_AIM OF THE TASK_: Collect all the lines that mention the word "Rudolphus".

══ LISTED RECORDS ══

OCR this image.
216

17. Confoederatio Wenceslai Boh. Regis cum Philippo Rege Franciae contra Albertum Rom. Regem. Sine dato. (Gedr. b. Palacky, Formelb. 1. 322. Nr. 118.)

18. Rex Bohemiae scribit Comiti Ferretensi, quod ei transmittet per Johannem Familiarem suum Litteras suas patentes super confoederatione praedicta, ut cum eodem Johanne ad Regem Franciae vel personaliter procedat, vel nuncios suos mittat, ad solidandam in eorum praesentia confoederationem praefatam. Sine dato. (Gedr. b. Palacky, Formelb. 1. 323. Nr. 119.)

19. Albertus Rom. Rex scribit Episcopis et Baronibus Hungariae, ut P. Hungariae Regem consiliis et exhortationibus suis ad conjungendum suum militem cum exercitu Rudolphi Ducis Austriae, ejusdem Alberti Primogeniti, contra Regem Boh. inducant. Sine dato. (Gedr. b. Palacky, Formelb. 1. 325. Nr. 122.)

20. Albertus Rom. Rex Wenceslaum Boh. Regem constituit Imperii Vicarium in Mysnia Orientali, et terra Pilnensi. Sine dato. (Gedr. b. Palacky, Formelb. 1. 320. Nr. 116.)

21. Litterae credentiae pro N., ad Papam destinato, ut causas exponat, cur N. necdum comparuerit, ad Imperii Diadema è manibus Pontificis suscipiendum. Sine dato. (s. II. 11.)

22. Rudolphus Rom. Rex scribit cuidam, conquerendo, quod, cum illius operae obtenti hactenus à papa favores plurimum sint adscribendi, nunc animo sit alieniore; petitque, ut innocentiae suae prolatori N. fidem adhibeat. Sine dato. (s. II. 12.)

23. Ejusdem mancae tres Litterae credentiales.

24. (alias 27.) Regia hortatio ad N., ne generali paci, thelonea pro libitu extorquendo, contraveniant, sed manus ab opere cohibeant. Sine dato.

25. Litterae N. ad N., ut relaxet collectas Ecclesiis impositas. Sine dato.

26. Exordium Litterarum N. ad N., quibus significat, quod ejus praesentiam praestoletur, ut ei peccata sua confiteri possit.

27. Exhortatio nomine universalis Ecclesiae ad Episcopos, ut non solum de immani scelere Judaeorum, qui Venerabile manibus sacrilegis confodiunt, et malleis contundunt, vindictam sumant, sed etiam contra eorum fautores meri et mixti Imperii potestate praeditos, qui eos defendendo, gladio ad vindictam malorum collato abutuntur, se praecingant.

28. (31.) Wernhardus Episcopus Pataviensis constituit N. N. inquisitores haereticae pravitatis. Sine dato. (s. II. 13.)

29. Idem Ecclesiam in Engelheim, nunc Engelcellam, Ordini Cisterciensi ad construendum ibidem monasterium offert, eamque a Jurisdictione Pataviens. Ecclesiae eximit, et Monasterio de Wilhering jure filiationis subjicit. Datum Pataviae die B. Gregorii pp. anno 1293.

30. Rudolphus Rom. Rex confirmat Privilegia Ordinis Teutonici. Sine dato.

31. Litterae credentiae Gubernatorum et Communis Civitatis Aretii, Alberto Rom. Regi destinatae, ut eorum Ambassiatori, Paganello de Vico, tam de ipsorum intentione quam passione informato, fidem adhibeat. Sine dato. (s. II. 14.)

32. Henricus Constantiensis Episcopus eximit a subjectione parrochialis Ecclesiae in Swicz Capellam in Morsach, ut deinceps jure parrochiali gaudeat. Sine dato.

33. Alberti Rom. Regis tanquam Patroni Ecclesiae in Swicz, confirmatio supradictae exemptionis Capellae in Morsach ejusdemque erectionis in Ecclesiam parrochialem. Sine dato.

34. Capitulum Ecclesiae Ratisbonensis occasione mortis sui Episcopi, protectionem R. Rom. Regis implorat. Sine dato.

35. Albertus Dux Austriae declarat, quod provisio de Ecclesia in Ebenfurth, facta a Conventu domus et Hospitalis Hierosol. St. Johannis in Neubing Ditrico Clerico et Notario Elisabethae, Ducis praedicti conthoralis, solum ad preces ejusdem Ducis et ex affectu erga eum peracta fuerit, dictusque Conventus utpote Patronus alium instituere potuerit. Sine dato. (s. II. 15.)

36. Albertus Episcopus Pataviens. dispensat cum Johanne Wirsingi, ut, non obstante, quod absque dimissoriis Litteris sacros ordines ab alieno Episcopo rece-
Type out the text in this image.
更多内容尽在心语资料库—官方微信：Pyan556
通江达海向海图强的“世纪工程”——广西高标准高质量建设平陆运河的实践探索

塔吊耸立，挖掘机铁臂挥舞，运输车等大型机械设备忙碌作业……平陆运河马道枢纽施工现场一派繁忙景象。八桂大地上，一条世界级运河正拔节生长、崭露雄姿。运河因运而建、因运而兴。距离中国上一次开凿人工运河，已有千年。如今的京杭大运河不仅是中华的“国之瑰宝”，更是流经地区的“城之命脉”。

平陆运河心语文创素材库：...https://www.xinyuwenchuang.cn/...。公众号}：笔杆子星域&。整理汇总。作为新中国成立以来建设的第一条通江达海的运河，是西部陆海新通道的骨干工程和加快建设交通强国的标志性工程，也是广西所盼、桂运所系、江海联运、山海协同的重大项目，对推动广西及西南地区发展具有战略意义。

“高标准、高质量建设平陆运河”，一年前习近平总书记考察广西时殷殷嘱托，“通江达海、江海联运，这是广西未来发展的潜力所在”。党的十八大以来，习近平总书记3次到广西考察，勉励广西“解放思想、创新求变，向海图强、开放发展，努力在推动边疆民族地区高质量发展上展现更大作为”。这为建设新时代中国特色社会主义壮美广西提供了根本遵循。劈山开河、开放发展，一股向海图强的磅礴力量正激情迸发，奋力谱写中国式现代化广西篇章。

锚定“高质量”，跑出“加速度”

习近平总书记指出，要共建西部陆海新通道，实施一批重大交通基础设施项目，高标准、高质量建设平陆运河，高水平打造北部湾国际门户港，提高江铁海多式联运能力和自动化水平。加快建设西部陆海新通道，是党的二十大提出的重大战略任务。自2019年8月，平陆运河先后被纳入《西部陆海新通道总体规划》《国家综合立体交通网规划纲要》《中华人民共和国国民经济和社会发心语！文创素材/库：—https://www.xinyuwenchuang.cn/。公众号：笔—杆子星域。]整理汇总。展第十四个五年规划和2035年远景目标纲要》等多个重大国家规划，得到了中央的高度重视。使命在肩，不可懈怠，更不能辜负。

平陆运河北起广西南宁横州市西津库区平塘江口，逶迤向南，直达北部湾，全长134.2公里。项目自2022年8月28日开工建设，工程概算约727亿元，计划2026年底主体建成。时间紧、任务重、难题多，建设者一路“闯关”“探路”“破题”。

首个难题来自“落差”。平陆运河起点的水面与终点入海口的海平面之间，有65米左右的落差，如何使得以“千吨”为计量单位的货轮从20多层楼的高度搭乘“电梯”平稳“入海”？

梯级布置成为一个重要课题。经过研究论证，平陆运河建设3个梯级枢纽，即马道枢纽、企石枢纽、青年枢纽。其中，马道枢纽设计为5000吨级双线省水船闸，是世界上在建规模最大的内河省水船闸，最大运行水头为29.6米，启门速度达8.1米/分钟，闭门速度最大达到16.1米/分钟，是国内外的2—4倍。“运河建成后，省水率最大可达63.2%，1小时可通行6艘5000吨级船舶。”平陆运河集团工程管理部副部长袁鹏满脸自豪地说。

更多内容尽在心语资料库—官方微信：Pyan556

═══

_RESPONSE_:
22. Rudolphus Rom. Rex scribit cuidam, conquerendo, quod, cum illius operae obtenti hactenus à papa favores plurimum sint adscribendi, nunc animo sit alieniore; petitque, ut innocentiae suae prolatori N. fidem adhibeat. Sine dato. (s. II. 12.)
30. Rudolphus Rom. Rex confirmat Privilegia Ordinis Teutonici. Sine dato.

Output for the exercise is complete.